SHORT EXERCISE:
Go through the listing and copy each line with the string "reflectivity".
::::::
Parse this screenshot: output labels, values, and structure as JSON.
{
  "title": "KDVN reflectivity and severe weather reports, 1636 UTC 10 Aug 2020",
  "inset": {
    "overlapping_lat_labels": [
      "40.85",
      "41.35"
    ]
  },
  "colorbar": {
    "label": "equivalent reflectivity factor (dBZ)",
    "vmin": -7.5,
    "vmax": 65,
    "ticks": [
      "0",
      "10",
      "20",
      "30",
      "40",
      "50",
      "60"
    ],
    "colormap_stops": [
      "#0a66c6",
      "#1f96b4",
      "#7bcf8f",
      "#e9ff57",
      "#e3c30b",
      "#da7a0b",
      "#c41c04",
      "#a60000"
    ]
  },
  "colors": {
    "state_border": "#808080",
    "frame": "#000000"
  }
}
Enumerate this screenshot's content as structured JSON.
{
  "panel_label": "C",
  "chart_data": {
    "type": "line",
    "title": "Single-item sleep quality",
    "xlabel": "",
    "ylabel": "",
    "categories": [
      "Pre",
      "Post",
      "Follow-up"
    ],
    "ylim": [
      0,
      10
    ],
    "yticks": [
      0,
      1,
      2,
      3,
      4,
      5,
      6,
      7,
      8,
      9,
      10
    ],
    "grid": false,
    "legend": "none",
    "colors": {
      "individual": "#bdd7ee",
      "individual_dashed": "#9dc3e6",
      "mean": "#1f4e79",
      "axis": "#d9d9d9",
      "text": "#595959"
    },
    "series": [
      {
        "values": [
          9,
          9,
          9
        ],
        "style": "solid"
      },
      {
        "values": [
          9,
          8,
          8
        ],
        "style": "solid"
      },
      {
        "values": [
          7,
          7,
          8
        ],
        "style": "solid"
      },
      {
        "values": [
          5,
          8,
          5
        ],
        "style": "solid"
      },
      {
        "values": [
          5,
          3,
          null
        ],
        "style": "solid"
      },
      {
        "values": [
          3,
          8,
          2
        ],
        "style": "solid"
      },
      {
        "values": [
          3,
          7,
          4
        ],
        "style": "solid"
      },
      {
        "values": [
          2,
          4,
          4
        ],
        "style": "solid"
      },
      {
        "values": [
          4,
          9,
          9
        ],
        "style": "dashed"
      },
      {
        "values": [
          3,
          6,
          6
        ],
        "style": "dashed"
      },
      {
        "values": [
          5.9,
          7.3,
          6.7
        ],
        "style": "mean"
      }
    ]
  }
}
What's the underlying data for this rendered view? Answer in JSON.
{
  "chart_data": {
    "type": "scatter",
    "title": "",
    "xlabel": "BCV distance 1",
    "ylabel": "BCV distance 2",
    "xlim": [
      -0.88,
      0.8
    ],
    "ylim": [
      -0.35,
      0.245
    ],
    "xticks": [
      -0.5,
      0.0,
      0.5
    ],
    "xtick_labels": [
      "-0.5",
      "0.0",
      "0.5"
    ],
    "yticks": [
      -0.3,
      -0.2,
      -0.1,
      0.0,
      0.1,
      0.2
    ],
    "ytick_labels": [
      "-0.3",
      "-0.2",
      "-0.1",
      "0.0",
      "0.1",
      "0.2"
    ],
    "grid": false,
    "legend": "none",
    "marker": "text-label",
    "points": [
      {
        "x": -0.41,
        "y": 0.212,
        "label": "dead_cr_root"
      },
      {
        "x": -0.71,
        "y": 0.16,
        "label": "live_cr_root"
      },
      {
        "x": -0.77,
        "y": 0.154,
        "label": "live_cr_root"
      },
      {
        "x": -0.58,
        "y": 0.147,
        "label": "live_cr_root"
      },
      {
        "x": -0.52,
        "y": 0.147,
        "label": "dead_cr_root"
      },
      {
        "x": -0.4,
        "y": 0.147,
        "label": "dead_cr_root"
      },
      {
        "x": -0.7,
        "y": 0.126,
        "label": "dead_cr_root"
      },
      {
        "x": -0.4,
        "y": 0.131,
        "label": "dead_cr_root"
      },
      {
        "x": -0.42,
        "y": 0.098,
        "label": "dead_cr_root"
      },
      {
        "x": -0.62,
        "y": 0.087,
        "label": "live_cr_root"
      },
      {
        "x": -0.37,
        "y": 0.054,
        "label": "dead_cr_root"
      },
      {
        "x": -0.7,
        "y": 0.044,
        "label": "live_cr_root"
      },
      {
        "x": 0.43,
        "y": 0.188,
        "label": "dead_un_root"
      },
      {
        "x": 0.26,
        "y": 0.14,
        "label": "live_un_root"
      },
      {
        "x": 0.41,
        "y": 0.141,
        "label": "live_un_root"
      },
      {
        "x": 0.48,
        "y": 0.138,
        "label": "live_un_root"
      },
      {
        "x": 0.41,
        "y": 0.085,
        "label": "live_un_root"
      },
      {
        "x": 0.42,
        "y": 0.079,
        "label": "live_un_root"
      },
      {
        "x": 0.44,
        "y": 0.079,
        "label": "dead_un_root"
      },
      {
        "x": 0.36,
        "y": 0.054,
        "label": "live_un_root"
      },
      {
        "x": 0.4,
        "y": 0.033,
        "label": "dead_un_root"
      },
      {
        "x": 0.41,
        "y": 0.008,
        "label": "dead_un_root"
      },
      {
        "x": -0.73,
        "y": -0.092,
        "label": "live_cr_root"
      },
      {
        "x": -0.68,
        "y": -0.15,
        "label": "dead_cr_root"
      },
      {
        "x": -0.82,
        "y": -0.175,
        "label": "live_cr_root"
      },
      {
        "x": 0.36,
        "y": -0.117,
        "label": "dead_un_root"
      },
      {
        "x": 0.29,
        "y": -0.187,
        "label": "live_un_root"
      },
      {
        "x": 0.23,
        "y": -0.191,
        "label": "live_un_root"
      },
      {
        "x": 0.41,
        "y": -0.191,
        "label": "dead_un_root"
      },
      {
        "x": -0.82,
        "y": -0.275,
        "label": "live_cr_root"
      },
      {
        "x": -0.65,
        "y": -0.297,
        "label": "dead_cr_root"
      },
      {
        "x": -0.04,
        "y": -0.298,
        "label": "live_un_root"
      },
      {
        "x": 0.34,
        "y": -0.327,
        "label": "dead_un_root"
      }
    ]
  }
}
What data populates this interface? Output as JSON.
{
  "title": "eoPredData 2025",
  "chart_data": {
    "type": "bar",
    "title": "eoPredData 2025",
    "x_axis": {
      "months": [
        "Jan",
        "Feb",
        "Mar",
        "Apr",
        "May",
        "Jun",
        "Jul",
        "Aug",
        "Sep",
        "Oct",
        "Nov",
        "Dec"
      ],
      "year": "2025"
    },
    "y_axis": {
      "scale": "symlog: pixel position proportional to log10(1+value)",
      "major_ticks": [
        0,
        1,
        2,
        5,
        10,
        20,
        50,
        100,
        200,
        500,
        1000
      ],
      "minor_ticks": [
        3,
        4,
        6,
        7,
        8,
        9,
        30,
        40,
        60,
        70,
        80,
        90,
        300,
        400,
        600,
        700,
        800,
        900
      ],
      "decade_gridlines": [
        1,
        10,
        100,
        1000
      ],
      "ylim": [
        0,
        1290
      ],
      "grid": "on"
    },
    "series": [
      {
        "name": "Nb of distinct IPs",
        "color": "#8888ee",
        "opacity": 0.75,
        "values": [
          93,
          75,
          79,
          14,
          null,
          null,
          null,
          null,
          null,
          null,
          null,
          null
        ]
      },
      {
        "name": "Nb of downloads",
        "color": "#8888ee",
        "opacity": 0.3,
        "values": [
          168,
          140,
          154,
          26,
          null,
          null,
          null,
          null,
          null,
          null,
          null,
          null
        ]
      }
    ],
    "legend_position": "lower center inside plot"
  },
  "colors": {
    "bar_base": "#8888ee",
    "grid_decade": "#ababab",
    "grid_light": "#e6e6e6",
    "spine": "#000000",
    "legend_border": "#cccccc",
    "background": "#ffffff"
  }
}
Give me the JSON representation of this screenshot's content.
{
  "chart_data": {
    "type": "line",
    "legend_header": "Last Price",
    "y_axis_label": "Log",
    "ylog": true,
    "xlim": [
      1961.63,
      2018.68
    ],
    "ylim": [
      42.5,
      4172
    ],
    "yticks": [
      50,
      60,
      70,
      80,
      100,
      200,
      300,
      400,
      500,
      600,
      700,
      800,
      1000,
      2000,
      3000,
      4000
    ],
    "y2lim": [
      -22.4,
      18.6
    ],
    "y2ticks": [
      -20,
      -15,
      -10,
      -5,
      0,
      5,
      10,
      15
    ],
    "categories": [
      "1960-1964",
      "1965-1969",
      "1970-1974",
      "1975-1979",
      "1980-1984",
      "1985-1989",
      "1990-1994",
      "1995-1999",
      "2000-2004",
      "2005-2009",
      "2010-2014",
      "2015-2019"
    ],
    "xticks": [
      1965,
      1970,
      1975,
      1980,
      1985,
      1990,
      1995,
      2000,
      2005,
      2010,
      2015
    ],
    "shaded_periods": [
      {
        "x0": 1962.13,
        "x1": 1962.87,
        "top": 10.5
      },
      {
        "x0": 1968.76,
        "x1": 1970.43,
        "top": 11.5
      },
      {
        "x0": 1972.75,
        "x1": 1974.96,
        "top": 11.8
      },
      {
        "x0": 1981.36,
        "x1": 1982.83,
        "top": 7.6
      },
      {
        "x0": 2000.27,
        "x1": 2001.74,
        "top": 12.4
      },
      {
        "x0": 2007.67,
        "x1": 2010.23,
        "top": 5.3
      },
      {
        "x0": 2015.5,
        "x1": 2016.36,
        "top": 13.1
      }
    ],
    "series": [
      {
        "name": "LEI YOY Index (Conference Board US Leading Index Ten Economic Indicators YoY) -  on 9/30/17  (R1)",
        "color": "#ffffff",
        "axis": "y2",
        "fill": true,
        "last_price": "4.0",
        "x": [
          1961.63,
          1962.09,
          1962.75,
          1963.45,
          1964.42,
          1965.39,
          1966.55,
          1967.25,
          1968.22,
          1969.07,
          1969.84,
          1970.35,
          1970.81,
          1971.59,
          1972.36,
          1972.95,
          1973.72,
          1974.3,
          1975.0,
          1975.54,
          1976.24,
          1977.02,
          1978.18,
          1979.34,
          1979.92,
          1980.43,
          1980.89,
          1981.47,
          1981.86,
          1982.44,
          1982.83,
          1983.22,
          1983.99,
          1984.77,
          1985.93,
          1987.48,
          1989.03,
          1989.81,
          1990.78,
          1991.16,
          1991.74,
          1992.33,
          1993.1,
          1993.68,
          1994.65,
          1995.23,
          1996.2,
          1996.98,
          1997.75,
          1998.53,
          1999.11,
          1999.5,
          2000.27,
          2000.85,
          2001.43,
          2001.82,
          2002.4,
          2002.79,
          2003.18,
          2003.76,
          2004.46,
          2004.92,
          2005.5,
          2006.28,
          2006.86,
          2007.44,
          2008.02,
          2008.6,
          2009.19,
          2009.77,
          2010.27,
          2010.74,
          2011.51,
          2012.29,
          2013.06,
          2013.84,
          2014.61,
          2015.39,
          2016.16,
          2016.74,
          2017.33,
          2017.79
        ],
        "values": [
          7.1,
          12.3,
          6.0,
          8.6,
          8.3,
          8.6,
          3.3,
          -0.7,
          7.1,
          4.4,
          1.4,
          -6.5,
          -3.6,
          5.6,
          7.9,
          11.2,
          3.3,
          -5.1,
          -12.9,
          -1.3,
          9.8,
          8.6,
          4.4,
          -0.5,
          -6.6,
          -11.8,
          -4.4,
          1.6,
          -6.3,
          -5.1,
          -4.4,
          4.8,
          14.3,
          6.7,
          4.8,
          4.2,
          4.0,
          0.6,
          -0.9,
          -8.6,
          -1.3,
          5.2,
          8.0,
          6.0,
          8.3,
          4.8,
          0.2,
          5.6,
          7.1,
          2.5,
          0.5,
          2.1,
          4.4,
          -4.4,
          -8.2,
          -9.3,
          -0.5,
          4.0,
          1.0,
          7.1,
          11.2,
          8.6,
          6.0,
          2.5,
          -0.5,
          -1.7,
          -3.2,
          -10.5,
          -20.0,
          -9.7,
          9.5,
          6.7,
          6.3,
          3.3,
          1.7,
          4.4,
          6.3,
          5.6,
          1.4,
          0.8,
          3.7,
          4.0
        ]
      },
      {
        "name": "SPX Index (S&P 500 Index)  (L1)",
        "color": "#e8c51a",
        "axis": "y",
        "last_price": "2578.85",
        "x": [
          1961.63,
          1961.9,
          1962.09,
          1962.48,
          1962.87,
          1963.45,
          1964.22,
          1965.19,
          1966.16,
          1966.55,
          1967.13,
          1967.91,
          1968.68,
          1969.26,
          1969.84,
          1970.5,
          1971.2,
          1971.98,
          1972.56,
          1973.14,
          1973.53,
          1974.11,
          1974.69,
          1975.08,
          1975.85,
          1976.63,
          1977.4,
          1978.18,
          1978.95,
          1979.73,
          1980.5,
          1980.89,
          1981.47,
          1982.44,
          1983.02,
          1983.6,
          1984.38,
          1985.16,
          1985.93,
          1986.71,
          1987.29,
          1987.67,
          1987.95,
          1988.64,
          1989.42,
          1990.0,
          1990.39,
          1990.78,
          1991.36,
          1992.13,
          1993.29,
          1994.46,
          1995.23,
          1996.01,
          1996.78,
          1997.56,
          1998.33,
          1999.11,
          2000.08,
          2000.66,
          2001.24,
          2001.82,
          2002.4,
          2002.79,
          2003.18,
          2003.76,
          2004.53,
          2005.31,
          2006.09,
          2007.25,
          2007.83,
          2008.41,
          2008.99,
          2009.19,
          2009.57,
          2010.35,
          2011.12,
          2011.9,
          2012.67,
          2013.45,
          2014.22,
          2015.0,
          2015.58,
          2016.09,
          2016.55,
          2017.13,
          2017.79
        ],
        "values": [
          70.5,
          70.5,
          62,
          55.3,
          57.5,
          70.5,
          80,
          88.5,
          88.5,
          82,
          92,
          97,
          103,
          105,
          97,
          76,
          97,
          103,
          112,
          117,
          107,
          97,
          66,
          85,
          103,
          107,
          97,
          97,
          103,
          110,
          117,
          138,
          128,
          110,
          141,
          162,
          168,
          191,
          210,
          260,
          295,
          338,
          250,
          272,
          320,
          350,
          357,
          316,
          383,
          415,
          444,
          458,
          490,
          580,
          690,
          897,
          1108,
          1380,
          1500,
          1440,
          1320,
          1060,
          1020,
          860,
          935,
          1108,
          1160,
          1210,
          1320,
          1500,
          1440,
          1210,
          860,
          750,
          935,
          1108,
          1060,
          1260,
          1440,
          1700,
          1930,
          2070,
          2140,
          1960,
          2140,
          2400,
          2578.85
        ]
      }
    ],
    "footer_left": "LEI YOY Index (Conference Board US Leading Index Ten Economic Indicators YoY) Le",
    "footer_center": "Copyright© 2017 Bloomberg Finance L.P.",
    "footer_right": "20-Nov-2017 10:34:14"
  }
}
::::::
WRITTEN ANSWER:
  "title": "KDVN reflectivity and severe weather reports, 1636 UTC 10 Aug 2020",
    "label": "equivalent reflectivity factor (dBZ)",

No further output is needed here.